→ **GIVEN PROBLEM**
Type out the material below exactly.

**** ROWS

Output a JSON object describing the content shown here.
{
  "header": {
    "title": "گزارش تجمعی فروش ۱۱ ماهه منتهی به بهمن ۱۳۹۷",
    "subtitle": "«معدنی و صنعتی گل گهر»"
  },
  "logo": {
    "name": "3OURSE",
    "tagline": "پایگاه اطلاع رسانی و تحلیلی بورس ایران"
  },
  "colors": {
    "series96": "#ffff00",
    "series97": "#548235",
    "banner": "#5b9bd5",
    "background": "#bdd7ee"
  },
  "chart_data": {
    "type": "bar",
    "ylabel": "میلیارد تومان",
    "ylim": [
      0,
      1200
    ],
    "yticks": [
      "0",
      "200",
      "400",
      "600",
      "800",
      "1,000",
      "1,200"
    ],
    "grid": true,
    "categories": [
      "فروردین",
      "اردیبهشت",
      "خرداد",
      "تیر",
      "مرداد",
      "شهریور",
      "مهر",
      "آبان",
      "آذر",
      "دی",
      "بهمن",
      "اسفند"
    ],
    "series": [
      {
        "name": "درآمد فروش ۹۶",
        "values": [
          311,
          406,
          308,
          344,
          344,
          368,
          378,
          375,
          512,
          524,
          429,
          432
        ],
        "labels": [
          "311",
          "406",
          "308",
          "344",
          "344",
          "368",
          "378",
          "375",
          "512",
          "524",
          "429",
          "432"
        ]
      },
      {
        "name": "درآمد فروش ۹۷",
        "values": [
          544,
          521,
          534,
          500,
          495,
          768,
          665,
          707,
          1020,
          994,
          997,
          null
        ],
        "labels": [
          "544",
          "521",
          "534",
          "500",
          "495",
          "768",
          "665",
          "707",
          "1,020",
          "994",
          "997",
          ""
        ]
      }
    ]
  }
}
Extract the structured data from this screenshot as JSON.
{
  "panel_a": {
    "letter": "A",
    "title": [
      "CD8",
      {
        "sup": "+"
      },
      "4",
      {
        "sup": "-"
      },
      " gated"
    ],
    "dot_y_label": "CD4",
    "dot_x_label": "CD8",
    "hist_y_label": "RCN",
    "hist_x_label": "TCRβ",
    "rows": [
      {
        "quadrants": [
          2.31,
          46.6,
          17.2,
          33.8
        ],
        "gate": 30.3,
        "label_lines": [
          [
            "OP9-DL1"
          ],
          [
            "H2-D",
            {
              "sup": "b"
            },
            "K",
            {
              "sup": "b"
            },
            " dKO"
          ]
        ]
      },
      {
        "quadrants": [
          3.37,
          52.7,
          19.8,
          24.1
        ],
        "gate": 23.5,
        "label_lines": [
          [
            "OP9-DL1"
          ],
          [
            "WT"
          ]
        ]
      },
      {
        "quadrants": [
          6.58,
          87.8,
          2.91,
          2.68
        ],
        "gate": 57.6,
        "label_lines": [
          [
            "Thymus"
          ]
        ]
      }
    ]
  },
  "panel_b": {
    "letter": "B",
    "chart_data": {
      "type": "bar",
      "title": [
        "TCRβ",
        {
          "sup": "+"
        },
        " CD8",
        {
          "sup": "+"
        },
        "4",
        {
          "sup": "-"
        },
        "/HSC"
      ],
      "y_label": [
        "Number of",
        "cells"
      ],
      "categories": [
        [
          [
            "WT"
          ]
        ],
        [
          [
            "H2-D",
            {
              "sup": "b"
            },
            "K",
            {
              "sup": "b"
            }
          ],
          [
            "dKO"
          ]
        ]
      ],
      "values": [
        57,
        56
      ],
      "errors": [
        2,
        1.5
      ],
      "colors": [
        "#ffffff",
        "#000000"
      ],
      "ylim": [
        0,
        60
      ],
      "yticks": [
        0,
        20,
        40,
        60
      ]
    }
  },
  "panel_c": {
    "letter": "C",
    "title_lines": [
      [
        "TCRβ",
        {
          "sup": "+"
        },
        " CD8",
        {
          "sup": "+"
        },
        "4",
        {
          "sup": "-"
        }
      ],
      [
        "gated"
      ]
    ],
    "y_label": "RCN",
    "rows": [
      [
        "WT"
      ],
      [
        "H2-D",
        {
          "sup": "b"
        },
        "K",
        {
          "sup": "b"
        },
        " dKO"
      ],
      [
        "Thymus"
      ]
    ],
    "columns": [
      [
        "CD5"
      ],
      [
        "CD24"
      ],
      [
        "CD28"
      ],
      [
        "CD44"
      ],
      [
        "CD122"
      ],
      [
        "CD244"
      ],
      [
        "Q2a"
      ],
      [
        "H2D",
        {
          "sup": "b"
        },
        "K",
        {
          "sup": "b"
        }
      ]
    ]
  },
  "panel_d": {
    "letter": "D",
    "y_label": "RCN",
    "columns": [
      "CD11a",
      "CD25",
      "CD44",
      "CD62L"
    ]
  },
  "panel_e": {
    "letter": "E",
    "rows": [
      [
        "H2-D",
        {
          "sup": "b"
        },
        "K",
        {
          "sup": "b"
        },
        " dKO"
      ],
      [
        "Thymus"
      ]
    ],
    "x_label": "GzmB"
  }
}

********

→ **TASK RESULT**
Output a JSON object describing the content shown here.
{
  "header": {
    "title": "گزارش تجمعی فروش ۱۱ ماهه منتهی به بهمن ۱۳۹۷",
    "subtitle": "«معدنی و صنعتی گل گهر»"
  },
  "logo": {
    "name": "3OURSE",
    "tagline": "پایگاه اطلاع رسانی و تحلیلی بورس ایران"
  },
  "colors": {
    "series96": "#ffff00",
    "series97": "#548235",
    "banner": "#5b9bd5",
    "background": "#bdd7ee"
  },
  "chart_data": {
    "type": "bar",
    "ylabel": "میلیارد تومان",
    "ylim": [
      0,
      1200
    ],
    "yticks": [
      "0",
      "200",
      "400",
      "600",
      "800",
      "1,000",
      "1,200"
    ],
    "grid": true,
    "categories": [
      "فروردین",
      "اردیبهشت",
      "خرداد",
      "تیر",
      "مرداد",
      "شهریور",
      "مهر",
      "آبان",
      "آذر",
      "دی",
      "بهمن",
      "اسفند"
    ],
    "series": [
      {
        "name": "درآمد فروش ۹۶",
        "values": [
          311,
          406,
          308,
          344,
          344,
          368,
          378,
          375,
          512,
          524,
          429,
          432
        ],
        "labels": [
          "311",
          "406",
          "308",
          "344",
          "344",
          "368",
          "378",
          "375",
          "512",
          "524",
          "429",
          "432"
        ]
      },
      {
        "name": "درآمد فروش ۹۷",
        "values": [
          544,
          521,
          534,
          500,
          495,
          768,
          665,
          707,
          1020,
          994,
          997,
          null
        ],
        "labels": [
          "544",
          "521",
          "534",
          "500",
          "495",
          "768",
          "665",
          "707",
          "1,020",
          "994",
          "997",
          ""
        ]
      }
    ]
  }
}
Extract the structured data from this screenshot as JSON.
{
  "panel_a": {
    "letter": "A",
    "title": [
      "CD8",
      {
        "sup": "+"
      },
      "4",
      {
        "sup": "-"
      },
      " gated"
    ],
    "dot_y_label": "CD4",
    "dot_x_label": "CD8",
    "hist_y_label": "RCN",
    "hist_x_label": "TCRβ",
    "rows": [
      {
        "quadrants": [
          2.31,
          46.6,
          17.2,
          33.8
        ],
        "gate": 30.3,
        "label_lines": [
          [
            "OP9-DL1"
          ],
          [
            "H2-D",
            {
              "sup": "b"
            },
            "K",
            {
              "sup": "b"
            },
            " dKO"
          ]
        ]
      },
      {
        "quadrants": [
          3.37,
          52.7,
          19.8,
          24.1
        ],
        "gate": 23.5,
        "label_lines": [
          [
            "OP9-DL1"
          ],
          [
            "WT"
          ]
        ]
      },
      {
        "quadrants": [
          6.58,
          87.8,
          2.91,
          2.68
        ],
        "gate": 57.6,
        "label_lines": [
          [
            "Thymus"
          ]
        ]
      }
    ]
  },
  "panel_b": {
    "letter": "B",
    "chart_data": {
      "type": "bar",
      "title": [
        "TCRβ",
        {
          "sup": "+"
        },
        " CD8",
        {
          "sup": "+"
        },
        "4",
        {
          "sup": "-"
        },
        "/HSC"
      ],
      "y_label": [
        "Number of",
        "cells"
      ],
      "categories": [
        [
          [
            "WT"
          ]
        ],
        [
          [
            "H2-D",
            {
              "sup": "b"
            },
            "K",
            {
              "sup": "b"
            }
          ],
          [
            "dKO"
          ]
        ]
      ],
      "values": [
        57,
        56
      ],
      "errors": [
        2,
        1.5
      ],
      "colors": [
        "#ffffff",
        "#000000"
      ],
      "ylim": [
        0,
        60
      ],
      "yticks": [
        0,
        20,
        40,
        60
      ]
    }
  },
  "panel_c": {
    "letter": "C",
    "title_lines": [
      [
        "TCRβ",
        {
          "sup": "+"
        },
        " CD8",
        {
          "sup": "+"
        },
        "4",
        {
          "sup": "-"
        }
      ],
      [
        "gated"
      ]
    ],
    "y_label": "RCN",
    "rows": [
      [
        "WT"
      ],
      [
        "H2-D",
        {
          "sup": "b"
        },
        "K",
        {
          "sup": "b"
        },
        " dKO"
      ],
      [
        "Thymus"
      ]
    ],
    "columns": [
      [
        "CD5"
      ],
      [
        "CD24"
      ],
      [
        "CD28"
      ],
      [
        "CD44"
      ],
      [
        "CD122"
      ],
      [
        "CD244"
      ],
      [
        "Q2a"
      ],
      [
        "H2D",
        {
          "sup": "b"
        },
        "K",
        {
          "sup": "b"
        }
      ]
    ]
  },
  "panel_d": {
    "letter": "D",
    "y_label": "RCN",
    "columns": [
      "CD11a",
      "CD25",
      "CD44",
      "CD62L"
    ]
  },
  "panel_e": {
    "letter": "E",
    "rows": [
      [
        "H2-D",
        {
          "sup": "b"
        },
        "K",
        {
          "sup": "b"
        },
        " dKO"
      ],
      [
        "Thymus"
      ]
    ],
    "x_label": "GzmB"
  }
}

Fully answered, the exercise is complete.